Exercise goal: Identify the lines that contain the string "JSON", then copy each of them.
═════ Data lines
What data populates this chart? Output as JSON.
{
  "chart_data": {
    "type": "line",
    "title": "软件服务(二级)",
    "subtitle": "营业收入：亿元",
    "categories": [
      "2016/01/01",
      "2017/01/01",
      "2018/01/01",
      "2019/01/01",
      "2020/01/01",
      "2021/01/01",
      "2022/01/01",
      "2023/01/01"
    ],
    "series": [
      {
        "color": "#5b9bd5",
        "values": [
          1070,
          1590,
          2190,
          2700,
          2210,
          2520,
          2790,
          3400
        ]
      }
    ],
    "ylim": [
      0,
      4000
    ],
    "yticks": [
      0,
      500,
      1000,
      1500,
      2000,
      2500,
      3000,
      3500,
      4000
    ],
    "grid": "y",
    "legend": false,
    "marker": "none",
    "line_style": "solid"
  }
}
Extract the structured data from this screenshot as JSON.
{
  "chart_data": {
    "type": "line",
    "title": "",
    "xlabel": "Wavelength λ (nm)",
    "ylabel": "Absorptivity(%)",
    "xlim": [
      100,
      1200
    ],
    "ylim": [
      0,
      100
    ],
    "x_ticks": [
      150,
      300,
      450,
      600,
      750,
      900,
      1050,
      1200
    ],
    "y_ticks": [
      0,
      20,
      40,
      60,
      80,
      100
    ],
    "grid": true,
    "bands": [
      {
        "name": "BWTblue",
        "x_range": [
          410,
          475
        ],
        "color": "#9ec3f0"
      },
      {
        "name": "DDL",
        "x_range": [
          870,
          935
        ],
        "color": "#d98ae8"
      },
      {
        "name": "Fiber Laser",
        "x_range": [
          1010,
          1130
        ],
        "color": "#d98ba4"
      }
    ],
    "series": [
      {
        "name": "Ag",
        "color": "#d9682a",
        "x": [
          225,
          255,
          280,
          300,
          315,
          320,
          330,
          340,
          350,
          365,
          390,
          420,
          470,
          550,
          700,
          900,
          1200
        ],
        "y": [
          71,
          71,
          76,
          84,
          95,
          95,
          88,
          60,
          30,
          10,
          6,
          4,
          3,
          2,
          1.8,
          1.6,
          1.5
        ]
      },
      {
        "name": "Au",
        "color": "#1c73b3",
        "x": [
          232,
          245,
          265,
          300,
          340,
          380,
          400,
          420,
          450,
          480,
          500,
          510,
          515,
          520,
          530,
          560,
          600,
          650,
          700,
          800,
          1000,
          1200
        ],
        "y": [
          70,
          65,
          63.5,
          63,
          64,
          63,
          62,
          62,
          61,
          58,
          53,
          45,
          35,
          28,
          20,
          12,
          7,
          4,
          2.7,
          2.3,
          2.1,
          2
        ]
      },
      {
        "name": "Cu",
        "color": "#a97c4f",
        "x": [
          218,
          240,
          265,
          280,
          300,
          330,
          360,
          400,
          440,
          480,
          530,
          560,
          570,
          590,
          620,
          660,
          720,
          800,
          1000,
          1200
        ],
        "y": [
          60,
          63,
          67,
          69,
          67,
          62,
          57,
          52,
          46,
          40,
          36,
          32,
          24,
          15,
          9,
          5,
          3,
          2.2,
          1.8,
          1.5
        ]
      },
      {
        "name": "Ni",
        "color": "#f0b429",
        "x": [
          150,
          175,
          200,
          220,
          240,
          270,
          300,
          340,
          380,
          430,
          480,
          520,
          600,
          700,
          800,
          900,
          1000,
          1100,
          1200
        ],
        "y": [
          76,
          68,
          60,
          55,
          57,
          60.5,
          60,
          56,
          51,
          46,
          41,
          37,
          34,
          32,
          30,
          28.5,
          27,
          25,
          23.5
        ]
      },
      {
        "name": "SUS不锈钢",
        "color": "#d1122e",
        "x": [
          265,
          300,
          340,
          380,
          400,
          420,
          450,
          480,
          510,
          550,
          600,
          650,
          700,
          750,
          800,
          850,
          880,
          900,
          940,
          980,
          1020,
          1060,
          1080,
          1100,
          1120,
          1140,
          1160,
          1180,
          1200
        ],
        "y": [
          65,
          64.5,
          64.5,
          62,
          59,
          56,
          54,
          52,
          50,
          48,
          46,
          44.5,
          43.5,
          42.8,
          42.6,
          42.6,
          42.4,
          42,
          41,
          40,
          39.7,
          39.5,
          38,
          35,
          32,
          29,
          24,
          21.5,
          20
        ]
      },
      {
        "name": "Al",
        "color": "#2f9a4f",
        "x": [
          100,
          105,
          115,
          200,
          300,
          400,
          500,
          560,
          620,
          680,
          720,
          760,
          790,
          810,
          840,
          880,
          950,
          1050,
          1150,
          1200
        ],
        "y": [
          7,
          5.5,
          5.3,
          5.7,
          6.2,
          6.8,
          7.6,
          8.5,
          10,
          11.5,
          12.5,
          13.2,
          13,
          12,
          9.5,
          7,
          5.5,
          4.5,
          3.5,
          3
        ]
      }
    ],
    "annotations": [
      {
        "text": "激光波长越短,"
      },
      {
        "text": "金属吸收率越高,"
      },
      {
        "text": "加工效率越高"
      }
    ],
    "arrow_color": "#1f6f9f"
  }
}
══════════
Expected output:
What data populates this chart? Output as JSON.
Extract the structured data from this screenshot as JSON.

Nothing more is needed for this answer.